TO BE DONE -> Read the listing below and copy out every line that holds "text".

RECORD SET ->
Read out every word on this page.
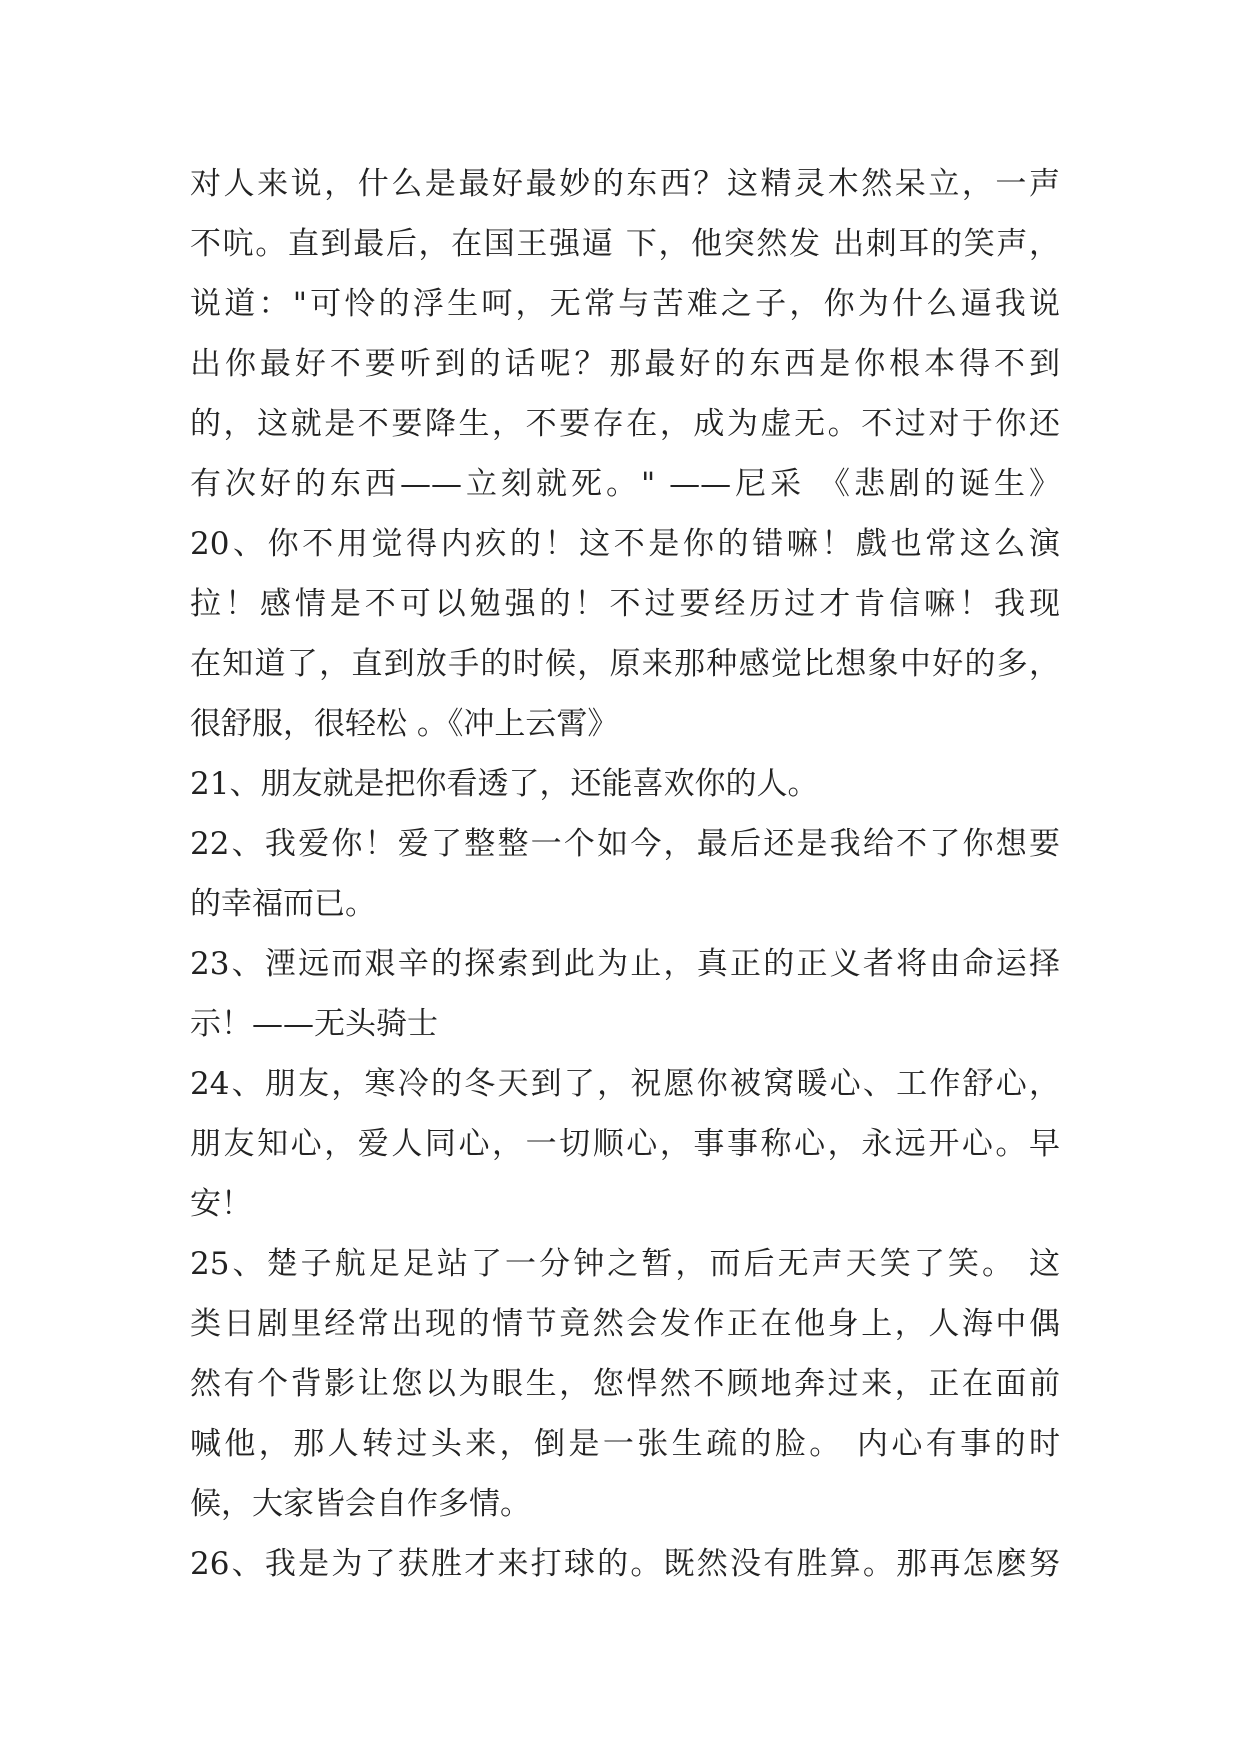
对人来说，什么是最好最妙的东西？这精灵木然呆立，一声

不吭。直到最后，在国王强逼 下，他突然发 出刺耳的笑声，

说道："可怜的浮生呵，无常与苦难之子，你为什么逼我说

出你最好不要听到的话呢？那最好的东西是你根本得不到

的，这就是不要降生，不要存在，成为虚无。不过对于你还

有次好的东西——立刻就死。" ——尼采 《悲剧的诞生》

20、你不用觉得内疚的！这不是你的错嘛！戲也常这么演

拉！感情是不可以勉强的！不过要经历过才肯信嘛！我现

在知道了，直到放手的时候，原来那种感觉比想象中好的多，

很舒服，很轻松 。《冲上云霄》

21、朋友就是把你看透了，还能喜欢你的人。

22、我爱你！爱了整整一个如今，最后还是我给不了你想要

的幸福而已。

23、湮远而艰辛的探索到此为止，真正的正义者将由命运择

示！——无头骑士

24、朋友，寒冷的冬天到了，祝愿你被窝暖心、工作舒心，

朋友知心，爱人同心，一切顺心，事事称心，永远开心。早

安！

25、楚子航足足站了一分钟之暂，而后无声天笑了笑。 这

类日剧里经常出现的情节竟然会发作正在他身上，人海中偶

然有个背影让您以为眼生，您悍然不顾地奔过来，正在面前

喊他，那人转过头来，倒是一张生疏的脸。 内心有事的时

候，大家皆会自作多情。

26、我是为了获胜才来打球的。既然没有胜算。那再怎麽努
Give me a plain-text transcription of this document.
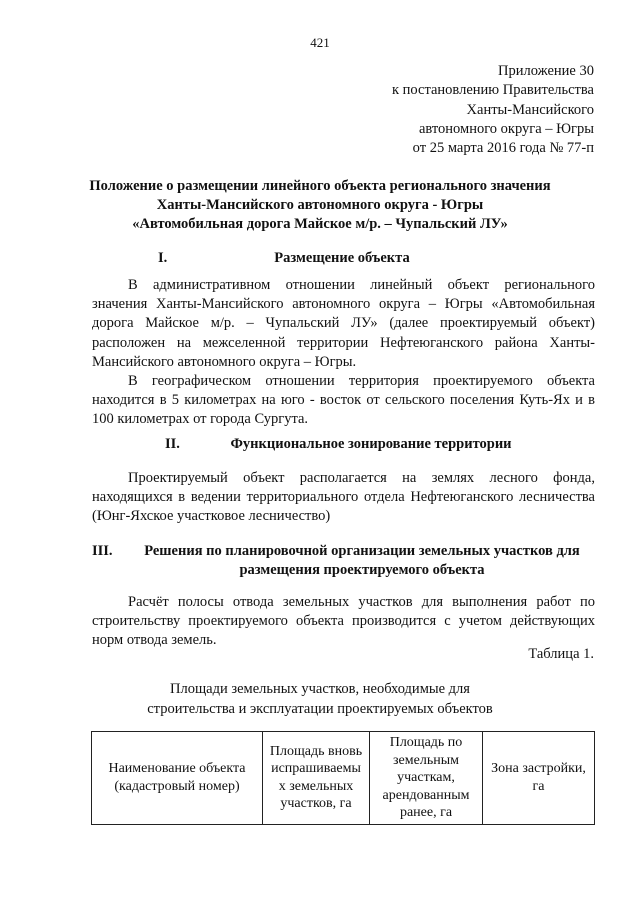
421
Приложение 30
к постановлению Правительства
Ханты-Мансийского
автономного округа – Югры
от 25 марта 2016 года № 77-п
Положение о размещении линейного объекта регионального значения
Ханты-Мансийского автономного округа - Югры
«Автомобильная дорога Майское м/р. – Чупальский ЛУ»
I.	Размещение объекта

В административном отношении линейный объект регионального значения Ханты-Мансийского автономного округа – Югры «Автомобильная дорога Майское м/р. – Чупальский ЛУ» (далее проектируемый объект) расположен на межселенной территории Нефтеюганского района Ханты-Мансийского автономного округа – Югры.

В географическом отношении территория проектируемого объекта находится в 5 километрах на юго - восток от сельского поселения Куть-Ях и в 100 километрах от города Сургута.

II.	Функциональное зонирование территории

Проектируемый объект располагается на землях лесного фонда, находящихся в ведении территориального отдела Нефтеюганского лесничества (Юнг-Яхское участковое лесничество)

III.	Решения по планировочной организации земельных участков для
размещения проектируемого объекта

Расчёт полосы отвода земельных участков для выполнения работ по строительству проектируемого объекта производится с учетом действующих норм отвода земель.

Таблица 1.
Площади земельных участков, необходимые для
строительства и эксплуатации проектируемых объектов
Наименование объекта (кадастровый номер)	Площадь вновь испрашиваемы х земельных участков, га	Площадь по земельным участкам, арендованным ранее, га	Зона застройки, га
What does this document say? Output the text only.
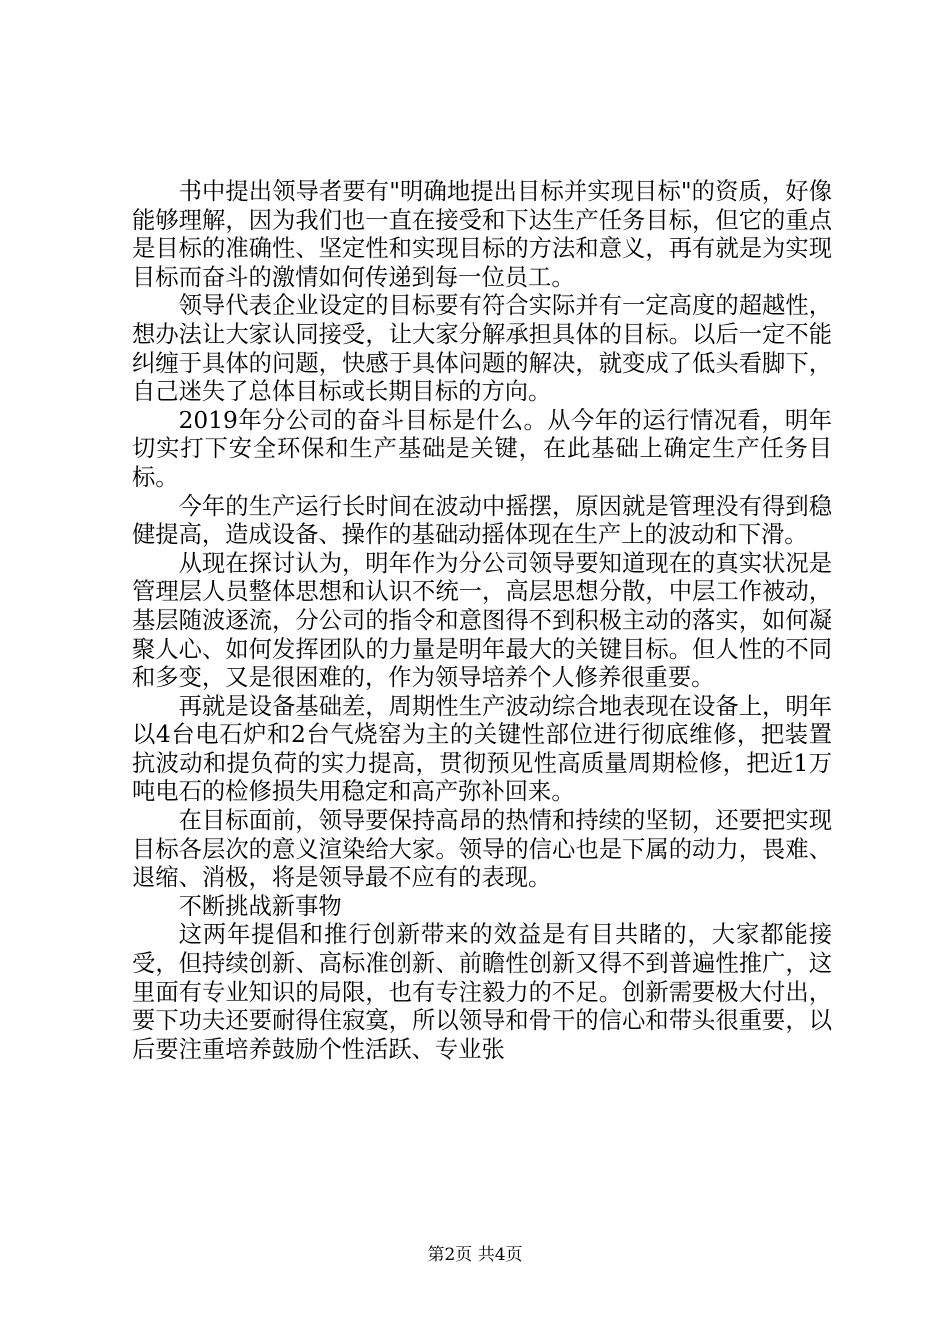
书中提出领导者要有"明确地提出目标并实现目标"的资质，好像能够理解，因为我们也一直在接受和下达生产任务目标，但它的重点是目标的准确性、坚定性和实现目标的方法和意义，再有就是为实现目标而奋斗的激情如何传递到每一位员工。

领导代表企业设定的目标要有符合实际并有一定高度的超越性，想办法让大家认同接受，让大家分解承担具体的目标。以后一定不能纠缠于具体的问题，快感于具体问题的解决，就变成了低头看脚下，自己迷失了总体目标或长期目标的方向。

2019年分公司的奋斗目标是什么。从今年的运行情况看，明年切实打下安全环保和生产基础是关键，在此基础上确定生产任务目标。

今年的生产运行长时间在波动中摇摆，原因就是管理没有得到稳健提高，造成设备、操作的基础动摇体现在生产上的波动和下滑。

从现在探讨认为，明年作为分公司领导要知道现在的真实状况是管理层人员整体思想和认识不统一，高层思想分散，中层工作被动，基层随波逐流，分公司的指令和意图得不到积极主动的落实，如何凝聚人心、如何发挥团队的力量是明年最大的关键目标。但人性的不同和多变，又是很困难的，作为领导培养个人修养很重要。

再就是设备基础差，周期性生产波动综合地表现在设备上，明年以4台电石炉和2台气烧窑为主的关键性部位进行彻底维修，把装置抗波动和提负荷的实力提高，贯彻预见性高质量周期检修，把近1万吨电石的检修损失用稳定和高产弥补回来。

在目标面前，领导要保持高昂的热情和持续的坚韧，还要把实现目标各层次的意义渲染给大家。领导的信心也是下属的动力，畏难、退缩、消极，将是领导最不应有的表现。

不断挑战新事物

这两年提倡和推行创新带来的效益是有目共睹的，大家都能接受，但持续创新、高标准创新、前瞻性创新又得不到普遍性推广，这里面有专业知识的局限，也有专注毅力的不足。创新需要极大付出，要下功夫还要耐得住寂寞，所以领导和骨干的信心和带头很重要，以后要注重培养鼓励个性活跃、专业张

第2页 共4页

THE REPLY ->
Give me a plain-text transcription of this document.
What does this document say? Output the text only.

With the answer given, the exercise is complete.